▶ [EXERCÍCIO PROPOSTO 1]
Responda com base na entrevista sobre a economia brasileira:
(a) Quanto o Brasil deve crescer neste ano, segundo a previsão da OCDE?
(b) Qual é a estimativa de crescimento para 2014?
(c) O que a projeção para o ano que vem considera?
▶ [EXERCÍCIO PROPOSTO 2] Passe para o inglês esta frase da entrevista sobre a economia brasileira: "A projeção para o ano que vem considera as dificuldades no ambiente externo."
▶ [EXERCÍCIO PROPOSTO 3] Escreva a continuação da entrevista sobre a economia brasileira a partir da última linha apresentada.

▶ [TRECHO SELECIONADO]
08/11/2013 - 6:30
DINHEIRO ? Na previsão da OCDE, o Brasil deve crescer 2,5% neste ano, o que é um pouco acima da média projetada pelo mercado. Mas os senhores estimam apenas 2,2% para 2014. As coisas vão piorar na economia brasileira?
JENS ARNOLD ? Já sabemos os resultados do primeiro semestre e, no curtíssimo prazo, os sinais são mistos. Mas parece que as coisas caminham mais para o lado positivo. A projeção para o ano que vem considera as dificuldades no ambiente externo.
DINHEIRO ? Quais são os principais fatores para o crescimento menor no próximo ano?

▶ [MATERIAL FORNECIDO]
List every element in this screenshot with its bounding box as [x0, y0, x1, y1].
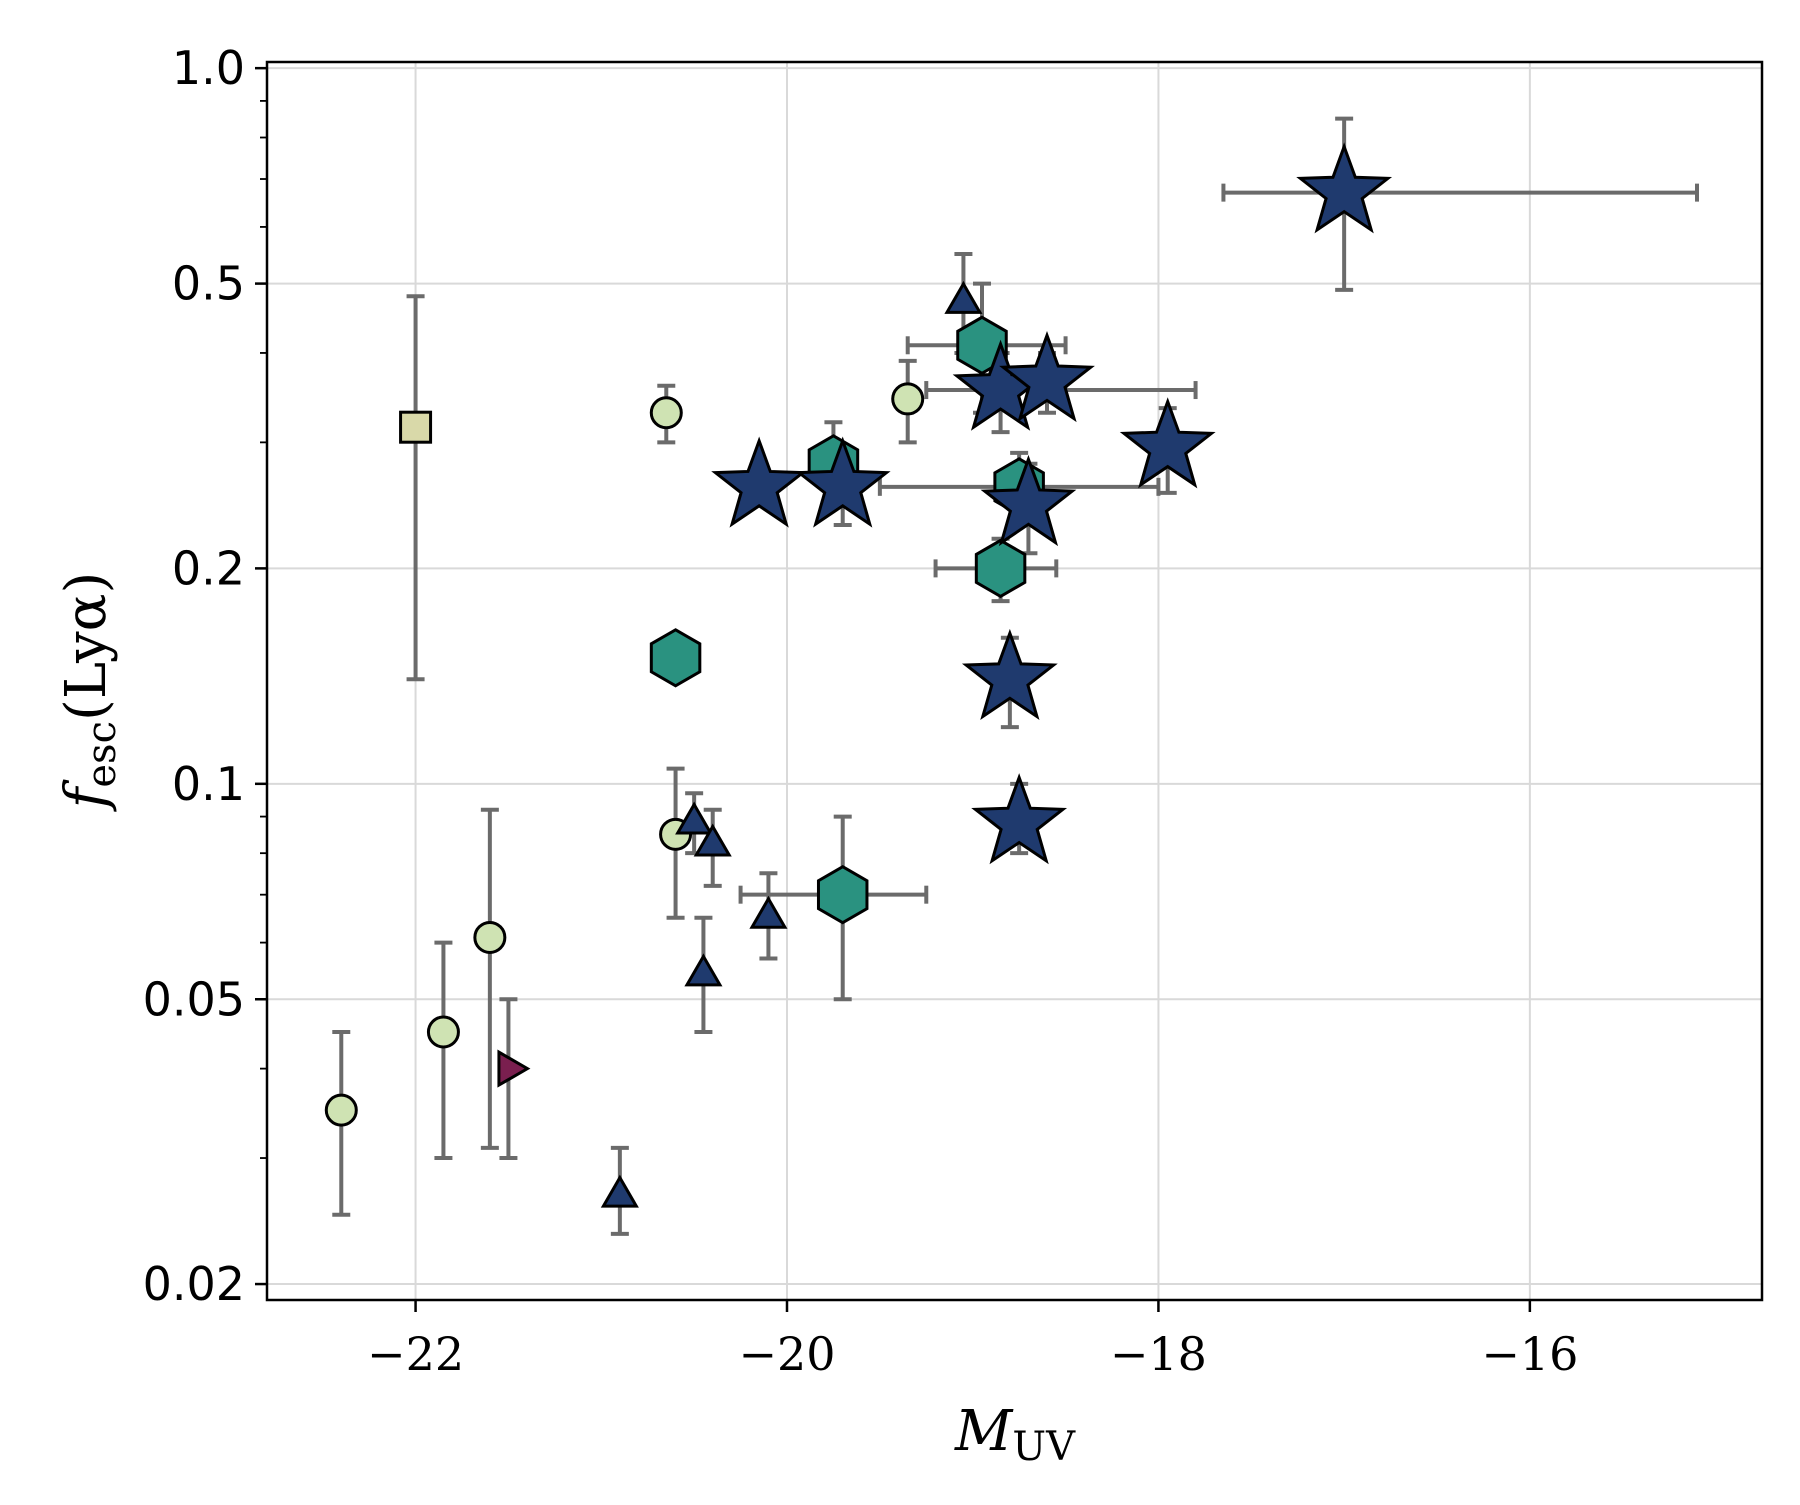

▶ [RESPOSTA ESCRITA 1]
(a) 2,5%.
(b) 2,2%.
(c) As dificuldades no ambiente externo.

▶ [RESPOSTA ESCRITA 2] The projection for next year takes into account the difficulties in the external environment.

▶ [RESPOSTA ESCRITA 3]
ARNOLD ? Este ano foi ajudado pelo crescimento mais elevado no segundo trimestre. O que é um bom resultado, especialmente porque o investimento já começou a subir e isso será um dos indutores da expansão nos próximos anos. Alcançar 2,2% em 2014 ainda é um bom resultado, maior do que o de muitas economias da OCDE, cujo crescimento médio será de 1,2% ,neste ano, de acordo com as nossas projeções.
DINHEIRO ? A OCDE recomenda que o governo leve a inflação para o centro da meta, de 4,5%. O governo comemora o fato de ela estar abaixo do limite de tolerância, de 6,5%. Isso afeta a credibilidade do Brasil no mercado internacional?
ARNOLD ? Há dois aspectos a serem observados. Um deles é que o sistema de metas de inflação adotado pelo Brasil tem sido bem-sucedido. Conseguiu ancorar as expectativas de inflação e manter o índice dentro do nível de tolerância. Por outro lado, nós consideramos que é importante trazer a inflação para o centro da meta. Isso contribui para manter as expectativas sob controle.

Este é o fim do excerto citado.